* start SUPPLIED RECORDS *

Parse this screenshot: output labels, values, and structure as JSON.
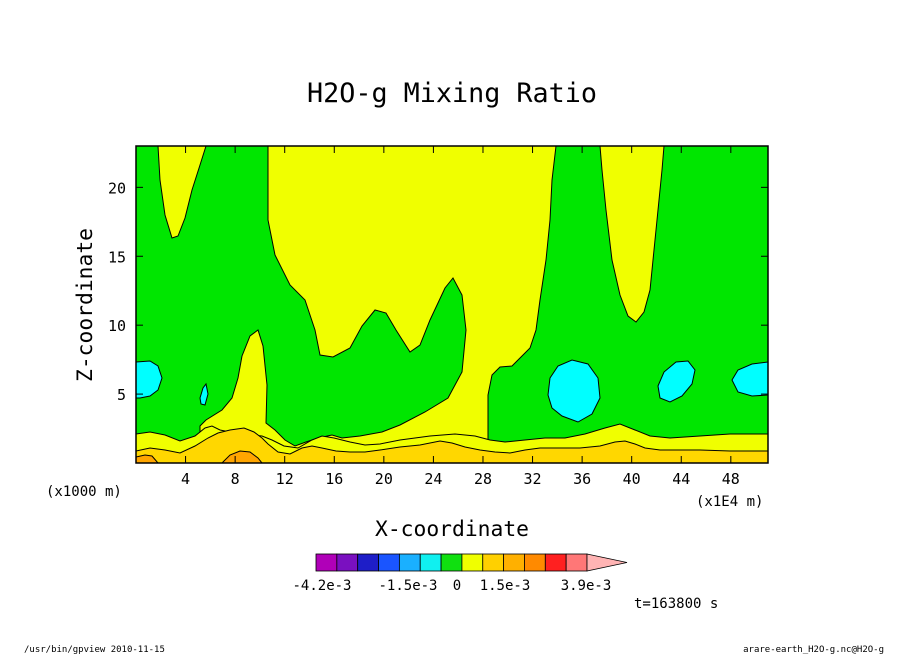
{
  "chart_data": {
    "type": "heatmap",
    "title": "H2O-g Mixing Ratio",
    "xlabel": "X-coordinate",
    "ylabel": "Z-coordinate",
    "x_scale_note": "(x1E4 m)",
    "y_scale_note": "(x1000 m)",
    "x_ticks": [
      "4",
      "8",
      "12",
      "16",
      "20",
      "24",
      "28",
      "32",
      "36",
      "40",
      "44",
      "48"
    ],
    "y_ticks": [
      "5",
      "10",
      "15",
      "20"
    ],
    "xlim": [
      0,
      51
    ],
    "ylim": [
      0,
      23
    ],
    "colorbar": {
      "colors": [
        "#b000b8",
        "#7a10c0",
        "#1e1ec8",
        "#1a55ff",
        "#1ab0ff",
        "#10f0f0",
        "#10e010",
        "#f0ff00",
        "#ffd000",
        "#ffb000",
        "#ff8a00",
        "#ff2020",
        "#ff7777",
        "#ffb4b4"
      ],
      "tick_labels": [
        "-4.2e-3",
        "-1.5e-3",
        "0",
        "1.5e-3",
        "3.9e-3"
      ]
    },
    "levels_shown": {
      "cyan": "#00ffff",
      "green": "#00e600",
      "yellow": "#f0ff00",
      "gold": "#ffd700",
      "orange": "#ffa500"
    },
    "time_label": "t=163800 s"
  },
  "footer": {
    "left": "/usr/bin/gpview  2010-11-15",
    "right": "arare-earth_H2O-g.nc@H2O-g"
  }
}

* end SUPPLIED RECORDS *

_TASK TO COMPLETE:_ Each entry above should be reproduced exactly, with the pictures removed.

_RESULT BELOW:_
Parse this screenshot: output labels, values, and structure as JSON.
{
  "chart_data": {
    "type": "heatmap",
    "title": "H2O-g Mixing Ratio",
    "xlabel": "X-coordinate",
    "ylabel": "Z-coordinate",
    "x_scale_note": "(x1E4 m)",
    "y_scale_note": "(x1000 m)",
    "x_ticks": [
      "4",
      "8",
      "12",
      "16",
      "20",
      "24",
      "28",
      "32",
      "36",
      "40",
      "44",
      "48"
    ],
    "y_ticks": [
      "5",
      "10",
      "15",
      "20"
    ],
    "xlim": [
      0,
      51
    ],
    "ylim": [
      0,
      23
    ],
    "colorbar": {
      "colors": [
        "#b000b8",
        "#7a10c0",
        "#1e1ec8",
        "#1a55ff",
        "#1ab0ff",
        "#10f0f0",
        "#10e010",
        "#f0ff00",
        "#ffd000",
        "#ffb000",
        "#ff8a00",
        "#ff2020",
        "#ff7777",
        "#ffb4b4"
      ],
      "tick_labels": [
        "-4.2e-3",
        "-1.5e-3",
        "0",
        "1.5e-3",
        "3.9e-3"
      ]
    },
    "levels_shown": {
      "cyan": "#00ffff",
      "green": "#00e600",
      "yellow": "#f0ff00",
      "gold": "#ffd700",
      "orange": "#ffa500"
    },
    "time_label": "t=163800 s"
  },
  "footer": {
    "left": "/usr/bin/gpview  2010-11-15",
    "right": "arare-earth_H2O-g.nc@H2O-g"
  }
}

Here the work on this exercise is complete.